Objective: Carry none of the pictures over; set down the material below exactly.

Dataset rows:
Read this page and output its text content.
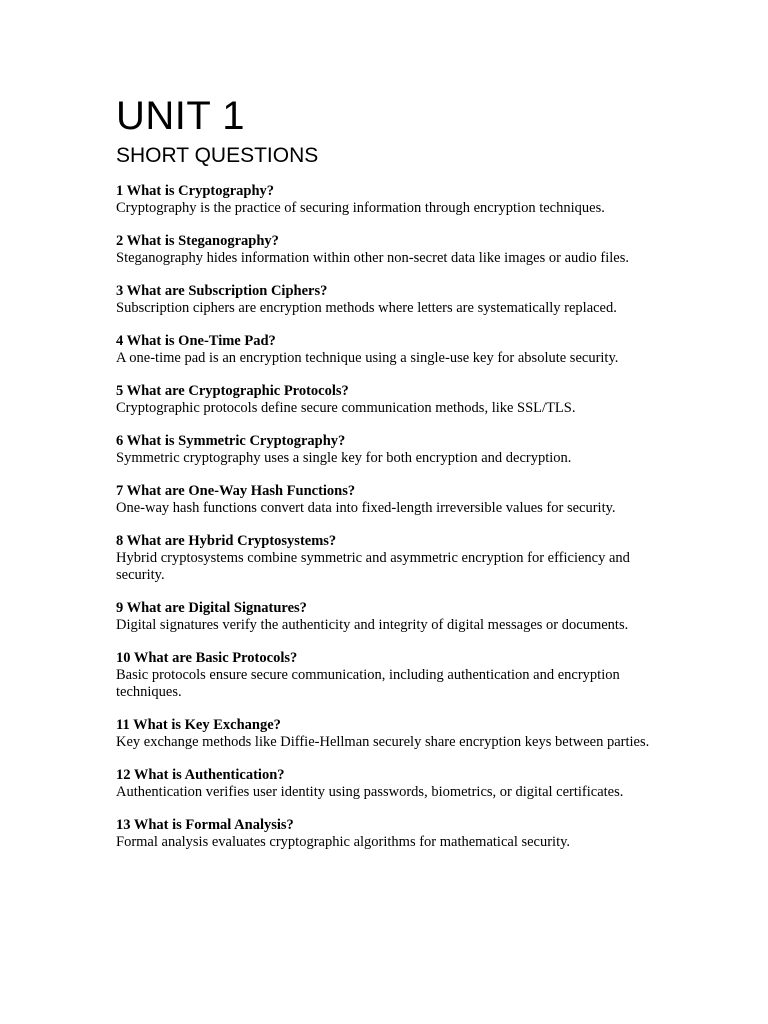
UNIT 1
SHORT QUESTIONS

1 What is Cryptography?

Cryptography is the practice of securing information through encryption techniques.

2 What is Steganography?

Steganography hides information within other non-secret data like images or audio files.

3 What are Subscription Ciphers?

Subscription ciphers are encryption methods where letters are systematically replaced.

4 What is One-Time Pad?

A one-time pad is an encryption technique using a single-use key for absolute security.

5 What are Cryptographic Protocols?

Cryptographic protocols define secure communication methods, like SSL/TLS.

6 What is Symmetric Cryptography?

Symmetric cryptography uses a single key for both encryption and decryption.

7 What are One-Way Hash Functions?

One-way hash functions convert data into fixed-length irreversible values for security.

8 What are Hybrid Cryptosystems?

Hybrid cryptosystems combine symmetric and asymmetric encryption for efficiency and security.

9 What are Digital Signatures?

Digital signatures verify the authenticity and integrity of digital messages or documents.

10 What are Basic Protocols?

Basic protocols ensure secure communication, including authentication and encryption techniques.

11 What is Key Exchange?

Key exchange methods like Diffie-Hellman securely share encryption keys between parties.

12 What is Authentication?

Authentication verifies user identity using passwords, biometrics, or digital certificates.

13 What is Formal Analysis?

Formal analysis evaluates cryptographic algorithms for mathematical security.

Written response:
Read this page and output its text content.
UNIT 1
SHORT QUESTIONS

1 What is Cryptography?

Cryptography is the practice of securing information through encryption techniques.

2 What is Steganography?

Steganography hides information within other non-secret data like images or audio files.

3 What are Subscription Ciphers?

Subscription ciphers are encryption methods where letters are systematically replaced.

4 What is One-Time Pad?

A one-time pad is an encryption technique using a single-use key for absolute security.

5 What are Cryptographic Protocols?

Cryptographic protocols define secure communication methods, like SSL/TLS.

6 What is Symmetric Cryptography?

Symmetric cryptography uses a single key for both encryption and decryption.

7 What are One-Way Hash Functions?

One-way hash functions convert data into fixed-length irreversible values for security.

8 What are Hybrid Cryptosystems?

Hybrid cryptosystems combine symmetric and asymmetric encryption for efficiency and security.

9 What are Digital Signatures?

Digital signatures verify the authenticity and integrity of digital messages or documents.

10 What are Basic Protocols?

Basic protocols ensure secure communication, including authentication and encryption techniques.

11 What is Key Exchange?

Key exchange methods like Diffie-Hellman securely share encryption keys between parties.

12 What is Authentication?

Authentication verifies user identity using passwords, biometrics, or digital certificates.

13 What is Formal Analysis?

Formal analysis evaluates cryptographic algorithms for mathematical security.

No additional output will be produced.